--- Stated goal ---
Check each line of the listing for the word "charge" and give only the number of lines that have it.
<<<<
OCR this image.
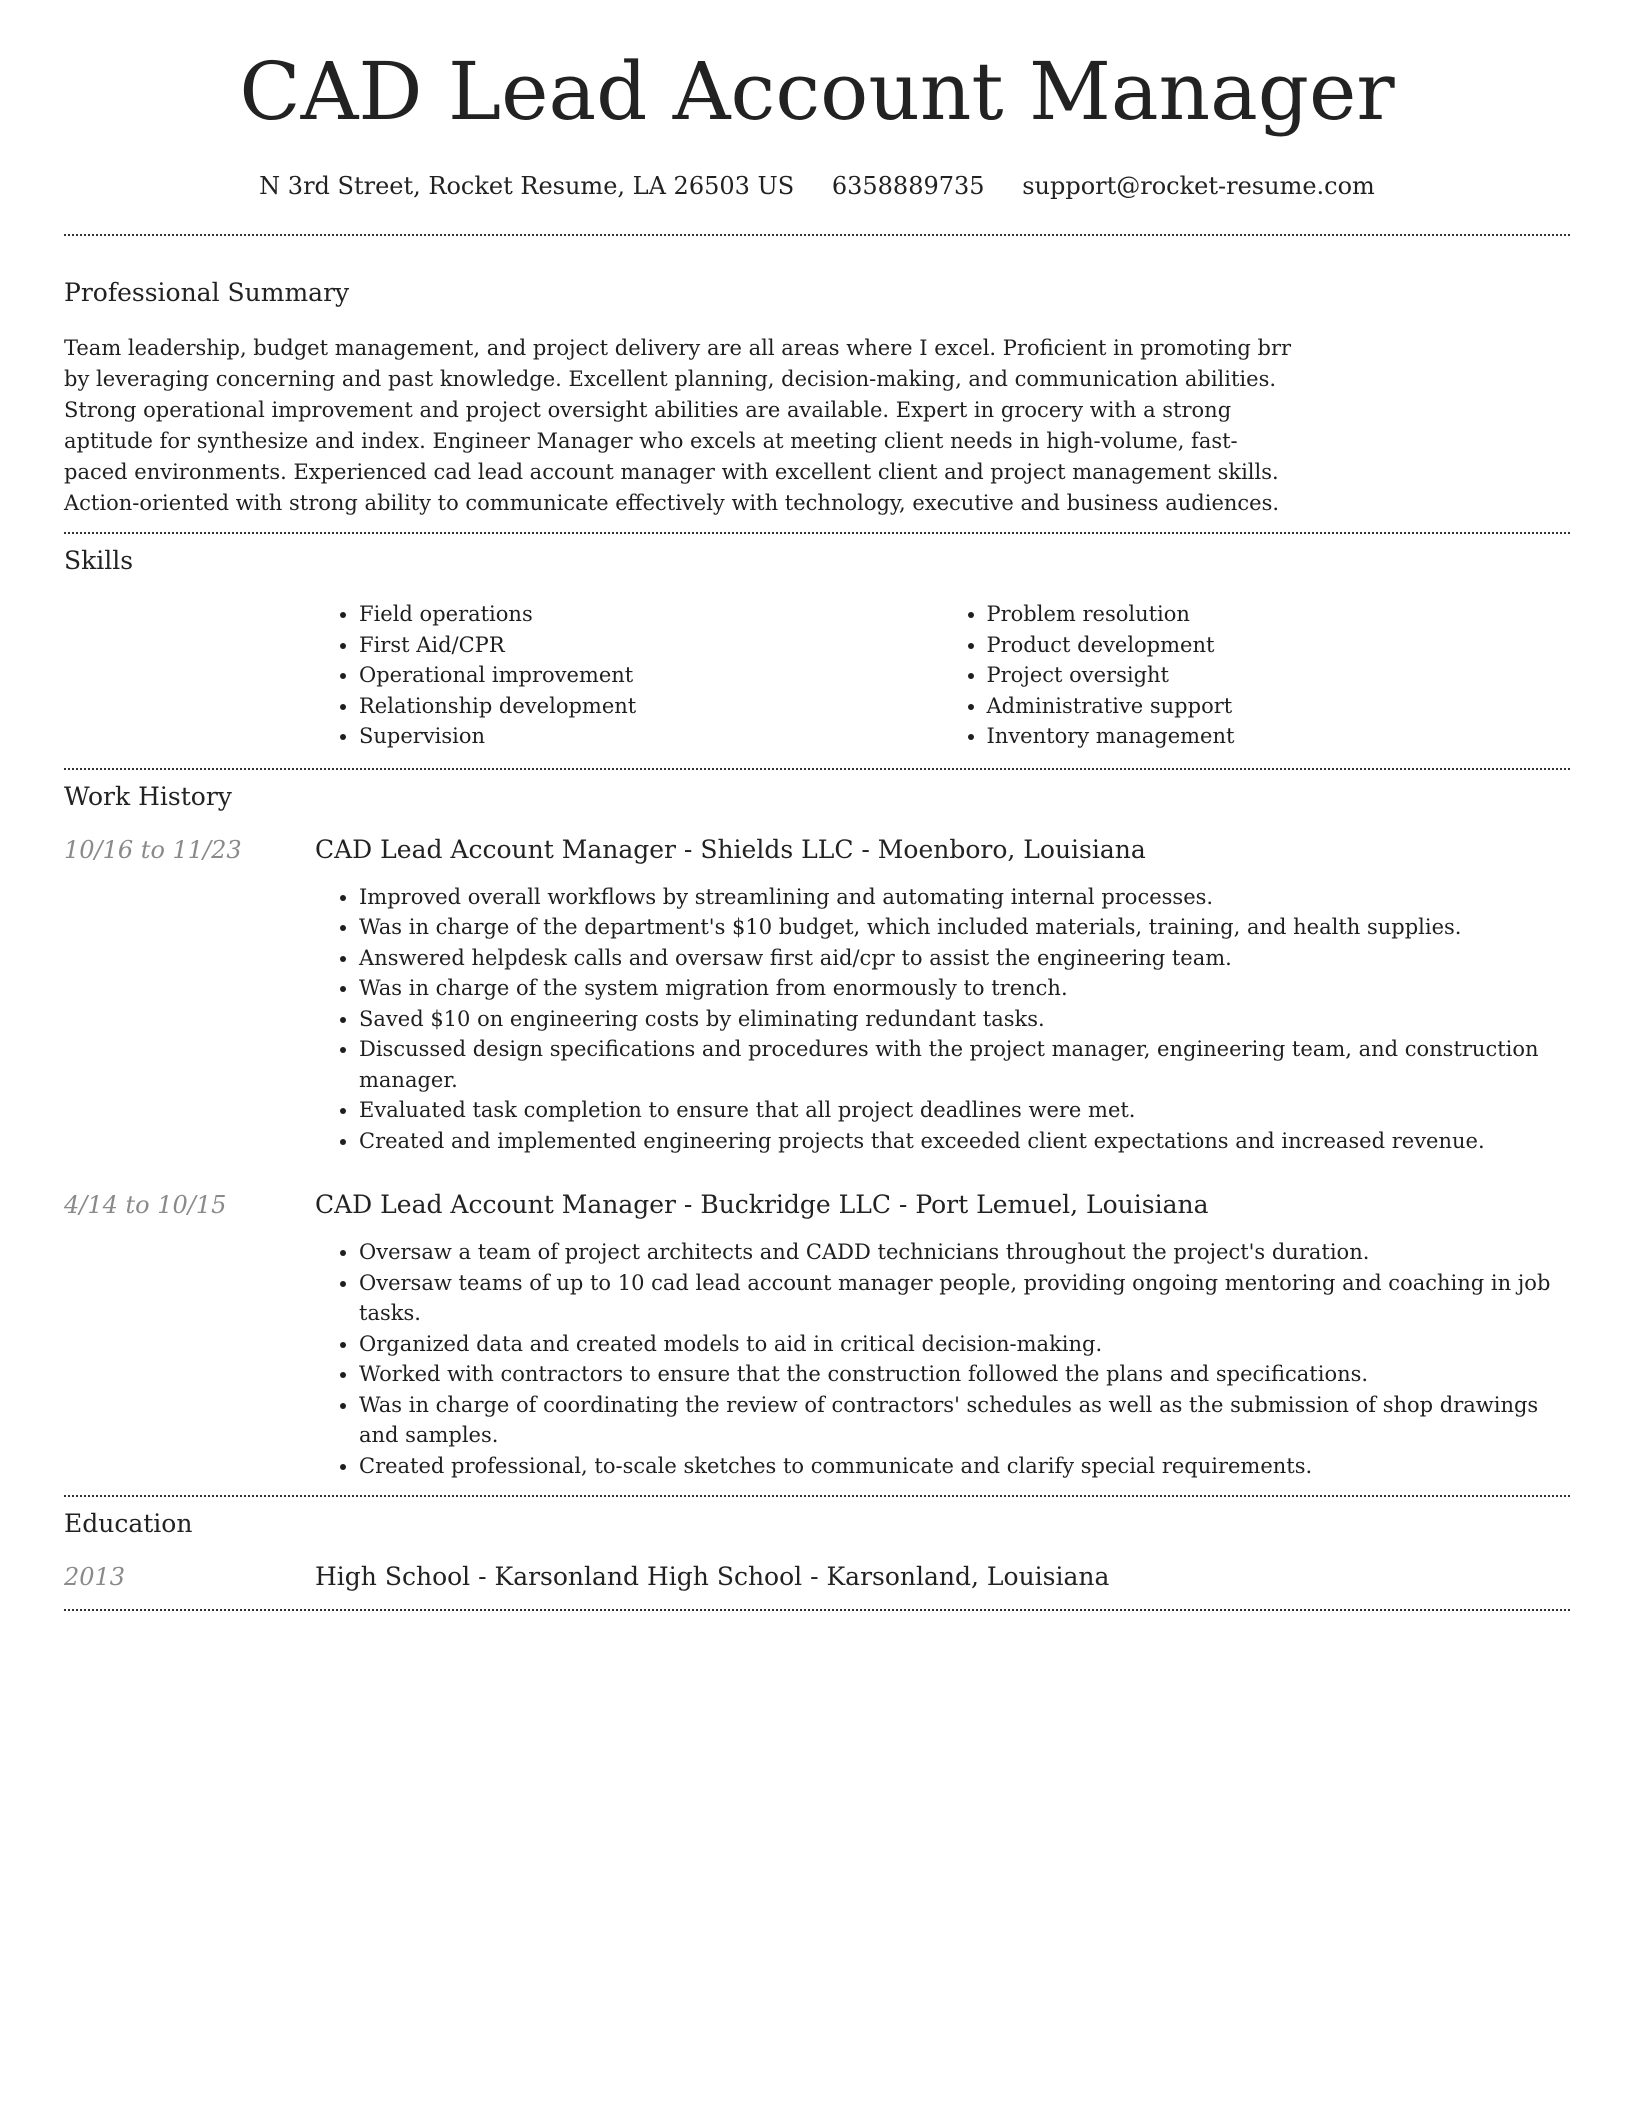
CAD Lead Account Manager
N 3rd Street, Rocket Resume, LA 26503 US 6358889735 support@rocket-resume.com
Professional Summary

Team leadership, budget management, and project delivery are all areas where I excel. Proficient in promoting brr by leveraging concerning and past knowledge. Excellent planning, decision-making, and communication abilities. Strong operational improvement and project oversight abilities are available. Expert in grocery with a strong aptitude for synthesize and index. Engineer Manager who excels at meeting client needs in high-volume, fast-paced environments. Experienced cad lead account manager with excellent client and project management skills. Action-oriented with strong ability to communicate effectively with technology, executive and business audiences.

Skills
• Field operations
• First Aid/CPR
• Operational improvement
• Relationship development
• Supervision
• Problem resolution
• Product development
• Project oversight
• Administrative support
• Inventory management
Work History
10/16 to 11/23	CAD Lead Account Manager - Shields LLC - Moenboro, Louisiana
• Improved overall workflows by streamlining and automating internal processes.
• Was in charge of the department's $10 budget, which included materials, training, and health supplies.
• Answered helpdesk calls and oversaw first aid/cpr to assist the engineering team.
• Was in charge of the system migration from enormously to trench.
• Saved $10 on engineering costs by eliminating redundant tasks.
• Discussed design specifications and procedures with the project manager, engineering team, and construction manager.
• Evaluated task completion to ensure that all project deadlines were met.
• Created and implemented engineering projects that exceeded client expectations and increased revenue.
4/14 to 10/15	CAD Lead Account Manager - Buckridge LLC - Port Lemuel, Louisiana
• Oversaw a team of project architects and CADD technicians throughout the project's duration.
• Oversaw teams of up to 10 cad lead account manager people, providing ongoing mentoring and coaching in job tasks.
• Organized data and created models to aid in critical decision-making.
• Worked with contractors to ensure that the construction followed the plans and specifications.
• Was in charge of coordinating the review of contractors' schedules as well as the submission of shop drawings and samples.
• Created professional, to-scale sketches to communicate and clarify special requirements.
Education
2013	High School - Karsonland High School - Karsonland, Louisiana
>>>>
--- The output ---
3